Please retype the data in full and exactly; the pictures are not part of the copy.

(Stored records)
-=-=-=-=-
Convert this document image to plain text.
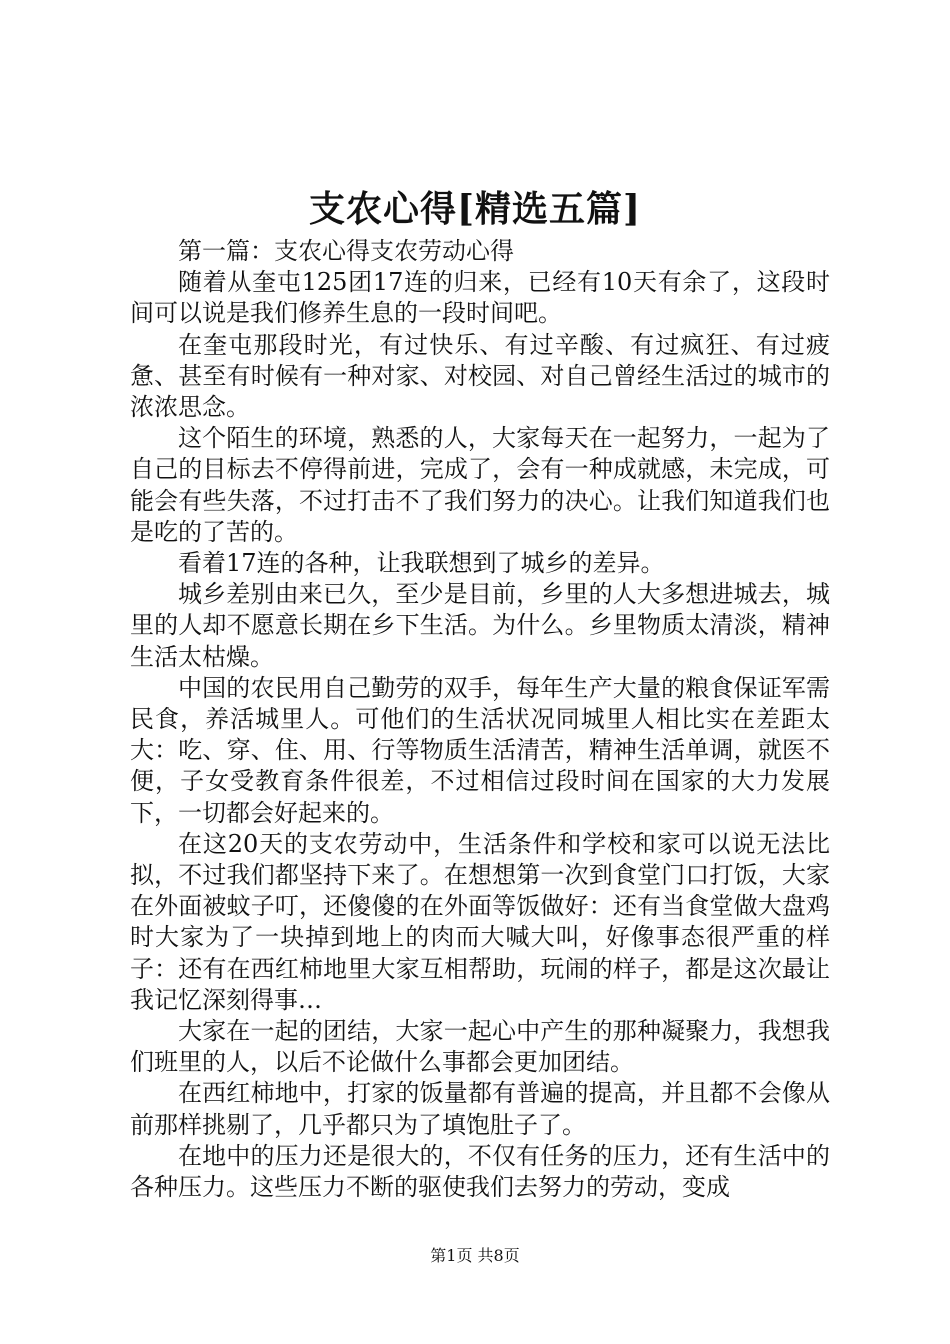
支农心得[精选五篇]

第一篇：支农心得支农劳动心得

随着从奎屯125团17连的归来，已经有10天有余了，这段时间可以说是我们修养生息的一段时间吧。

在奎屯那段时光，有过快乐、有过辛酸、有过疯狂、有过疲惫、甚至有时候有一种对家、对校园、对自己曾经生活过的城市的浓浓思念。

这个陌生的环境，熟悉的人，大家每天在一起努力，一起为了自己的目标去不停得前进，完成了，会有一种成就感，未完成，可能会有些失落，不过打击不了我们努力的决心。让我们知道我们也是吃的了苦的。

看着17连的各种，让我联想到了城乡的差异。

城乡差别由来已久，至少是目前，乡里的人大多想进城去，城里的人却不愿意长期在乡下生活。为什么。乡里物质太清淡，精神生活太枯燥。

中国的农民用自己勤劳的双手，每年生产大量的粮食保证军需民食，养活城里人。可他们的生活状况同城里人相比实在差距太大：吃、穿、住、用、行等物质生活清苦，精神生活单调，就医不便，子女受教育条件很差，不过相信过段时间在国家的大力发展下，一切都会好起来的。

在这20天的支农劳动中，生活条件和学校和家可以说无法比拟，不过我们都坚持下来了。在想想第一次到食堂门口打饭，大家在外面被蚊子叮，还傻傻的在外面等饭做好：还有当食堂做大盘鸡时大家为了一块掉到地上的肉而大喊大叫，好像事态很严重的样子：还有在西红柿地里大家互相帮助，玩闹的样子，都是这次最让我记忆深刻得事…

大家在一起的团结，大家一起心中产生的那种凝聚力，我想我们班里的人，以后不论做什么事都会更加团结。

在西红柿地中，打家的饭量都有普遍的提高，并且都不会像从前那样挑剔了，几乎都只为了填饱肚子了。

在地中的压力还是很大的，不仅有任务的压力，还有生活中的各种压力。这些压力不断的驱使我们去努力的劳动，变成

第1页 共8页
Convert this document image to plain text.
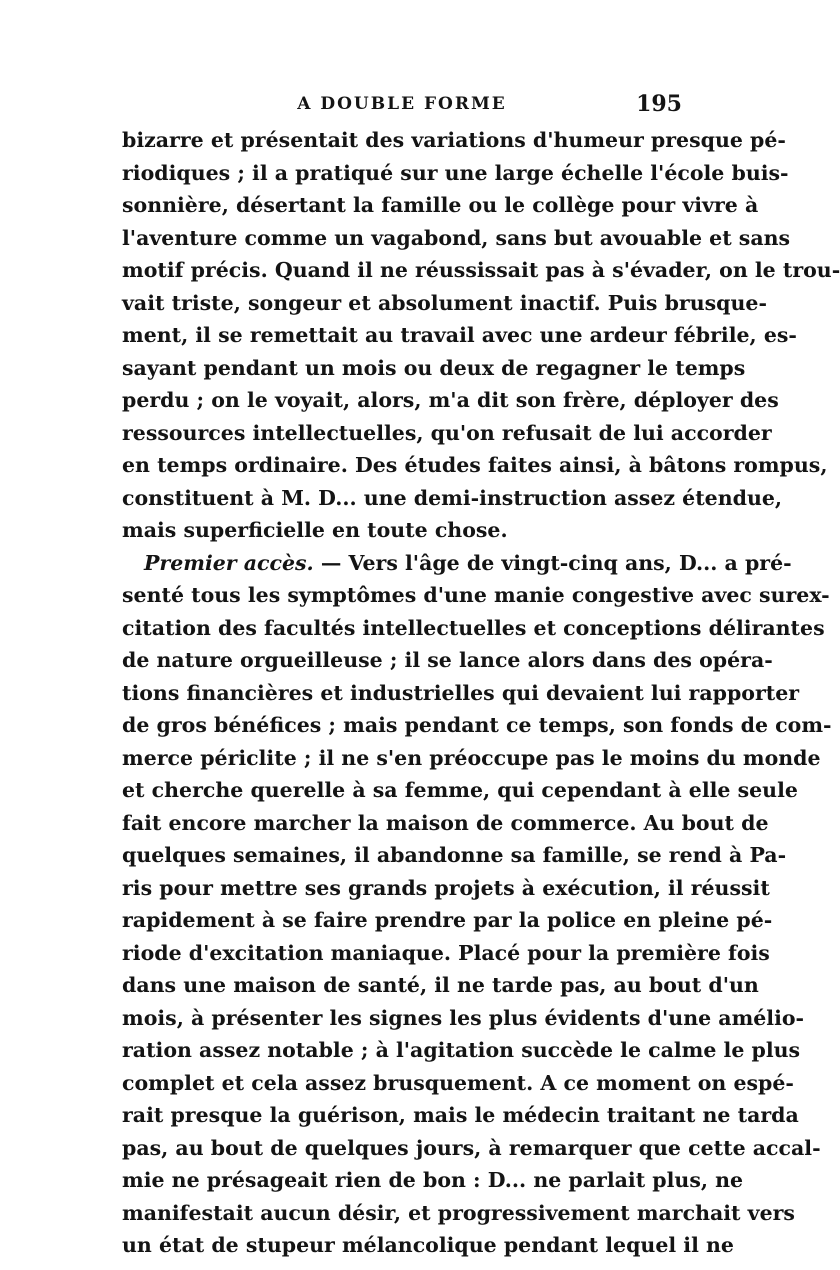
A DOUBLE FORME	195
bizarre et présentait des variations d'humeur presque pé-
riodiques ; il a pratiqué sur une large échelle l'école buis-
sonnière, désertant la famille ou le collège pour vivre à
l'aventure comme un vagabond, sans but avouable et sans
motif précis. Quand il ne réussissait pas à s'évader, on le trou-
vait triste, songeur et absolument inactif. Puis brusque-
ment, il se remettait au travail avec une ardeur fébrile, es-
sayant pendant un mois ou deux de regagner le temps
perdu ; on le voyait, alors, m'a dit son frère, déployer des
ressources intellectuelles, qu'on refusait de lui accorder
en temps ordinaire. Des études faites ainsi, à bâtons rompus,
constituent à M. D... une demi-instruction assez étendue,
mais superficielle en toute chose.
Premier accès. — Vers l'âge de vingt-cinq ans, D... a pré-
senté tous les symptômes d'une manie congestive avec surex-
citation des facultés intellectuelles et conceptions délirantes
de nature orgueilleuse ; il se lance alors dans des opéra-
tions financières et industrielles qui devaient lui rapporter
de gros bénéfices ; mais pendant ce temps, son fonds de com-
merce périclite ; il ne s'en préoccupe pas le moins du monde
et cherche querelle à sa femme, qui cependant à elle seule
fait encore marcher la maison de commerce. Au bout de
quelques semaines, il abandonne sa famille, se rend à Pa-
ris pour mettre ses grands projets à exécution, il réussit
rapidement à se faire prendre par la police en pleine pé-
riode d'excitation maniaque. Placé pour la première fois
dans une maison de santé, il ne tarde pas, au bout d'un
mois, à présenter les signes les plus évidents d'une amélio-
ration assez notable ; à l'agitation succède le calme le plus
complet et cela assez brusquement. A ce moment on espé-
rait presque la guérison, mais le médecin traitant ne tarda
pas, au bout de quelques jours, à remarquer que cette accal-
mie ne présageait rien de bon : D... ne parlait plus, ne
manifestait aucun désir, et progressivement marchait vers
un état de stupeur mélancolique pendant lequel il ne
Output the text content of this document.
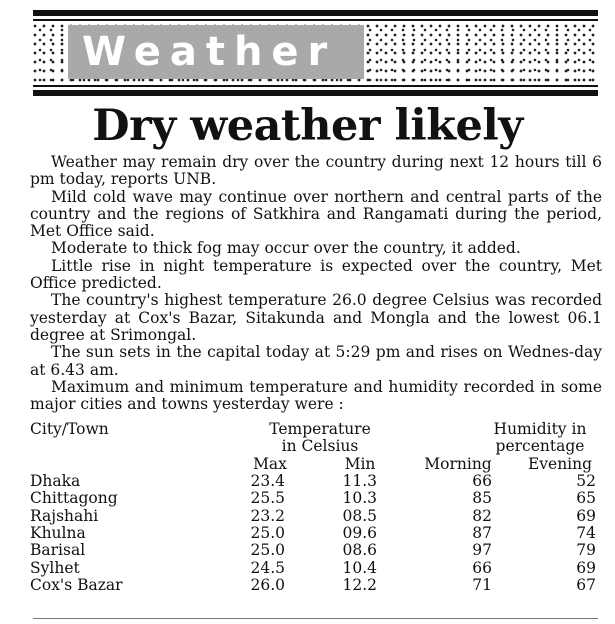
Weather
Dry weather likely

Weather may remain dry over the country during next 12 hours till 6 pm today, reports UNB.

Mild cold wave may continue over northern and central parts of the country and the regions of Satkhira and Rangamati during the period, Met Office said.

Moderate to thick fog may occur over the country, it added.

Little rise in night temperature is expected over the country, Met Office predicted.

The country's highest temperature 26.0 degree Celsius was recorded yesterday at Cox's Bazar, Sitakunda and Mongla and the lowest 06.1 degree at Srimongal.

The sun sets in the capital today at 5:29 pm and rises on Wednes-day at 6.43 am.

Maximum and minimum temperature and humidity recorded in some major cities and towns yesterday were :

City/Town	Temperature
in Celsius
Humidity in
percentage
Max	Min	Morning	Evening
Dhaka	23.4	11.3	66	52
Chittagong	25.5	10.3	85	65
Rajshahi	23.2	08.5	82	69
Khulna	25.0	09.6	87	74
Barisal	25.0	08.6	97	79
Sylhet	24.5	10.4	66	69
Cox's Bazar	26.0	12.2	71	67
-=-=-=-=-
» **RESULT FOR THIS TASK**:
Convert this document image to plain text.
支农心得[精选五篇]

第一篇：支农心得支农劳动心得

随着从奎屯125团17连的归来，已经有10天有余了，这段时间可以说是我们修养生息的一段时间吧。

在奎屯那段时光，有过快乐、有过辛酸、有过疯狂、有过疲惫、甚至有时候有一种对家、对校园、对自己曾经生活过的城市的浓浓思念。

这个陌生的环境，熟悉的人，大家每天在一起努力，一起为了自己的目标去不停得前进，完成了，会有一种成就感，未完成，可能会有些失落，不过打击不了我们努力的决心。让我们知道我们也是吃的了苦的。

看着17连的各种，让我联想到了城乡的差异。

城乡差别由来已久，至少是目前，乡里的人大多想进城去，城里的人却不愿意长期在乡下生活。为什么。乡里物质太清淡，精神生活太枯燥。

中国的农民用自己勤劳的双手，每年生产大量的粮食保证军需民食，养活城里人。可他们的生活状况同城里人相比实在差距太大：吃、穿、住、用、行等物质生活清苦，精神生活单调，就医不便，子女受教育条件很差，不过相信过段时间在国家的大力发展下，一切都会好起来的。

在这20天的支农劳动中，生活条件和学校和家可以说无法比拟，不过我们都坚持下来了。在想想第一次到食堂门口打饭，大家在外面被蚊子叮，还傻傻的在外面等饭做好：还有当食堂做大盘鸡时大家为了一块掉到地上的肉而大喊大叫，好像事态很严重的样子：还有在西红柿地里大家互相帮助，玩闹的样子，都是这次最让我记忆深刻得事…

大家在一起的团结，大家一起心中产生的那种凝聚力，我想我们班里的人，以后不论做什么事都会更加团结。

在西红柿地中，打家的饭量都有普遍的提高，并且都不会像从前那样挑剔了，几乎都只为了填饱肚子了。

在地中的压力还是很大的，不仅有任务的压力，还有生活中的各种压力。这些压力不断的驱使我们去努力的劳动，变成

第1页 共8页
Convert this document image to plain text.
A DOUBLE FORME	195
bizarre et présentait des variations d'humeur presque pé-
riodiques ; il a pratiqué sur une large échelle l'école buis-
sonnière, désertant la famille ou le collège pour vivre à
l'aventure comme un vagabond, sans but avouable et sans
motif précis. Quand il ne réussissait pas à s'évader, on le trou-
vait triste, songeur et absolument inactif. Puis brusque-
ment, il se remettait au travail avec une ardeur fébrile, es-
sayant pendant un mois ou deux de regagner le temps
perdu ; on le voyait, alors, m'a dit son frère, déployer des
ressources intellectuelles, qu'on refusait de lui accorder
en temps ordinaire. Des études faites ainsi, à bâtons rompus,
constituent à M. D... une demi-instruction assez étendue,
mais superficielle en toute chose.
Premier accès. — Vers l'âge de vingt-cinq ans, D... a pré-
senté tous les symptômes d'une manie congestive avec surex-
citation des facultés intellectuelles et conceptions délirantes
de nature orgueilleuse ; il se lance alors dans des opéra-
tions financières et industrielles qui devaient lui rapporter
de gros bénéfices ; mais pendant ce temps, son fonds de com-
merce périclite ; il ne s'en préoccupe pas le moins du monde
et cherche querelle à sa femme, qui cependant à elle seule
fait encore marcher la maison de commerce. Au bout de
quelques semaines, il abandonne sa famille, se rend à Pa-
ris pour mettre ses grands projets à exécution, il réussit
rapidement à se faire prendre par la police en pleine pé-
riode d'excitation maniaque. Placé pour la première fois
dans une maison de santé, il ne tarde pas, au bout d'un
mois, à présenter les signes les plus évidents d'une amélio-
ration assez notable ; à l'agitation succède le calme le plus
complet et cela assez brusquement. A ce moment on espé-
rait presque la guérison, mais le médecin traitant ne tarda
pas, au bout de quelques jours, à remarquer que cette accal-
mie ne présageait rien de bon : D... ne parlait plus, ne
manifestait aucun désir, et progressivement marchait vers
un état de stupeur mélancolique pendant lequel il ne
Output the text content of this document.
Weather
Dry weather likely

Weather may remain dry over the country during next 12 hours till 6 pm today, reports UNB.

Mild cold wave may continue over northern and central parts of the country and the regions of Satkhira and Rangamati during the period, Met Office said.

Moderate to thick fog may occur over the country, it added.

Little rise in night temperature is expected over the country, Met Office predicted.

The country's highest temperature 26.0 degree Celsius was recorded yesterday at Cox's Bazar, Sitakunda and Mongla and the lowest 06.1 degree at Srimongal.

The sun sets in the capital today at 5:29 pm and rises on Wednes-day at 6.43 am.

Maximum and minimum temperature and humidity recorded in some major cities and towns yesterday were :

City/Town	Temperature
in Celsius
Humidity in
percentage
Max	Min	Morning	Evening
Dhaka	23.4	11.3	66	52
Chittagong	25.5	10.3	85	65
Rajshahi	23.2	08.5	82	69
Khulna	25.0	09.6	87	74
Barisal	25.0	08.6	97	79
Sylhet	24.5	10.4	66	69
Cox's Bazar	26.0	12.2	71	67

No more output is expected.